OBJECTIVE: Quote all of the entries word for word.

LISTED ENTRIES:

===

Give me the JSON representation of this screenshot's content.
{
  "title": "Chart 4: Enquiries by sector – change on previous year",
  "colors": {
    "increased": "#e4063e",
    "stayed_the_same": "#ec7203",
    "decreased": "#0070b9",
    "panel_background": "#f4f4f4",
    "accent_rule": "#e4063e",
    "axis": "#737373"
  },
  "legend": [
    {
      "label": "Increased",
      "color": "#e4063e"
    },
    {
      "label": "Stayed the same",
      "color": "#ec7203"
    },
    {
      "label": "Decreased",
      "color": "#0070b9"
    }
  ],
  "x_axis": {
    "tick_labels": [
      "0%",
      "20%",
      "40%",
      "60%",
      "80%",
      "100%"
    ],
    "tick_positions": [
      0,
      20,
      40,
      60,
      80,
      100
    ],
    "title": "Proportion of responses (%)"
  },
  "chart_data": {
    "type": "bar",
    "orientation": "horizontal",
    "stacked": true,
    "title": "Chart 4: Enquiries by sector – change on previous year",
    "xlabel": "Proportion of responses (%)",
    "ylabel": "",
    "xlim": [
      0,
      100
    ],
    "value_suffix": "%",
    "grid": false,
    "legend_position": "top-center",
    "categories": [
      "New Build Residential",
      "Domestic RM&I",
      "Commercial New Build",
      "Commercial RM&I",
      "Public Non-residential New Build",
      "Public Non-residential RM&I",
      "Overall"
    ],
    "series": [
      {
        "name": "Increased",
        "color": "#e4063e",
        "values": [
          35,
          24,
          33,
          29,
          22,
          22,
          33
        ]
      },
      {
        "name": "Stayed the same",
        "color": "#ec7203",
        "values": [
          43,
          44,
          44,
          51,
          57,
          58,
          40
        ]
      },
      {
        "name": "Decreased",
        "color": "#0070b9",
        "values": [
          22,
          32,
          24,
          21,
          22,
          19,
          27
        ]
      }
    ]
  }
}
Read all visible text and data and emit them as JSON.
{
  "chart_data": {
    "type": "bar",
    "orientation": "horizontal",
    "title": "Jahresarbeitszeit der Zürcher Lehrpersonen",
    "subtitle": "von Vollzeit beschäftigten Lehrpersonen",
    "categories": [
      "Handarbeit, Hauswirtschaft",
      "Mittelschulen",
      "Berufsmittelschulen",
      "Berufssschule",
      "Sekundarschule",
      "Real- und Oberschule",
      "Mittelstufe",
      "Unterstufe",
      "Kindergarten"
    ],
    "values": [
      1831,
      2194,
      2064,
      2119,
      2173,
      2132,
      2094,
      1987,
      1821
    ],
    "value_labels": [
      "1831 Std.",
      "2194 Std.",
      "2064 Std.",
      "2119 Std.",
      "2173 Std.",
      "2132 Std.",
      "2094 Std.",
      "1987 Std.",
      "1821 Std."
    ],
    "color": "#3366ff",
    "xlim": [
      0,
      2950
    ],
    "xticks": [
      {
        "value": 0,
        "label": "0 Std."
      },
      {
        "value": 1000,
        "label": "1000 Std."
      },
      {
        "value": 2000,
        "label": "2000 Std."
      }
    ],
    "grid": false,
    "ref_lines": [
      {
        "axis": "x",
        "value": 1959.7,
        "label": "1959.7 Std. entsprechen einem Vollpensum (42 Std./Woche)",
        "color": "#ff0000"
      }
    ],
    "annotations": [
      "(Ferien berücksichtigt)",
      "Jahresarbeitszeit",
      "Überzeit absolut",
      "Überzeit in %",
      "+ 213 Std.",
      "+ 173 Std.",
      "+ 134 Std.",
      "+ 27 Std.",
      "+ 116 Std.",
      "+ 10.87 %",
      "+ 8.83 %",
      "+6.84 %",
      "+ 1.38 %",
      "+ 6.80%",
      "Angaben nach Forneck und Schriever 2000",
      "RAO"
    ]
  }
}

===

FINISHED TASK:
Give me the JSON representation of this screenshot's content.
{
  "title": "Chart 4: Enquiries by sector – change on previous year",
  "colors": {
    "increased": "#e4063e",
    "stayed_the_same": "#ec7203",
    "decreased": "#0070b9",
    "panel_background": "#f4f4f4",
    "accent_rule": "#e4063e",
    "axis": "#737373"
  },
  "legend": [
    {
      "label": "Increased",
      "color": "#e4063e"
    },
    {
      "label": "Stayed the same",
      "color": "#ec7203"
    },
    {
      "label": "Decreased",
      "color": "#0070b9"
    }
  ],
  "x_axis": {
    "tick_labels": [
      "0%",
      "20%",
      "40%",
      "60%",
      "80%",
      "100%"
    ],
    "tick_positions": [
      0,
      20,
      40,
      60,
      80,
      100
    ],
    "title": "Proportion of responses (%)"
  },
  "chart_data": {
    "type": "bar",
    "orientation": "horizontal",
    "stacked": true,
    "title": "Chart 4: Enquiries by sector – change on previous year",
    "xlabel": "Proportion of responses (%)",
    "ylabel": "",
    "xlim": [
      0,
      100
    ],
    "value_suffix": "%",
    "grid": false,
    "legend_position": "top-center",
    "categories": [
      "New Build Residential",
      "Domestic RM&I",
      "Commercial New Build",
      "Commercial RM&I",
      "Public Non-residential New Build",
      "Public Non-residential RM&I",
      "Overall"
    ],
    "series": [
      {
        "name": "Increased",
        "color": "#e4063e",
        "values": [
          35,
          24,
          33,
          29,
          22,
          22,
          33
        ]
      },
      {
        "name": "Stayed the same",
        "color": "#ec7203",
        "values": [
          43,
          44,
          44,
          51,
          57,
          58,
          40
        ]
      },
      {
        "name": "Decreased",
        "color": "#0070b9",
        "values": [
          22,
          32,
          24,
          21,
          22,
          19,
          27
        ]
      }
    ]
  }
}
Read all visible text and data and emit them as JSON.
{
  "chart_data": {
    "type": "bar",
    "orientation": "horizontal",
    "title": "Jahresarbeitszeit der Zürcher Lehrpersonen",
    "subtitle": "von Vollzeit beschäftigten Lehrpersonen",
    "categories": [
      "Handarbeit, Hauswirtschaft",
      "Mittelschulen",
      "Berufsmittelschulen",
      "Berufssschule",
      "Sekundarschule",
      "Real- und Oberschule",
      "Mittelstufe",
      "Unterstufe",
      "Kindergarten"
    ],
    "values": [
      1831,
      2194,
      2064,
      2119,
      2173,
      2132,
      2094,
      1987,
      1821
    ],
    "value_labels": [
      "1831 Std.",
      "2194 Std.",
      "2064 Std.",
      "2119 Std.",
      "2173 Std.",
      "2132 Std.",
      "2094 Std.",
      "1987 Std.",
      "1821 Std."
    ],
    "color": "#3366ff",
    "xlim": [
      0,
      2950
    ],
    "xticks": [
      {
        "value": 0,
        "label": "0 Std."
      },
      {
        "value": 1000,
        "label": "1000 Std."
      },
      {
        "value": 2000,
        "label": "2000 Std."
      }
    ],
    "grid": false,
    "ref_lines": [
      {
        "axis": "x",
        "value": 1959.7,
        "label": "1959.7 Std. entsprechen einem Vollpensum (42 Std./Woche)",
        "color": "#ff0000"
      }
    ],
    "annotations": [
      "(Ferien berücksichtigt)",
      "Jahresarbeitszeit",
      "Überzeit absolut",
      "Überzeit in %",
      "+ 213 Std.",
      "+ 173 Std.",
      "+ 134 Std.",
      "+ 27 Std.",
      "+ 116 Std.",
      "+ 10.87 %",
      "+ 8.83 %",
      "+6.84 %",
      "+ 1.38 %",
      "+ 6.80%",
      "Angaben nach Forneck und Schriever 2000",
      "RAO"
    ]
  }
}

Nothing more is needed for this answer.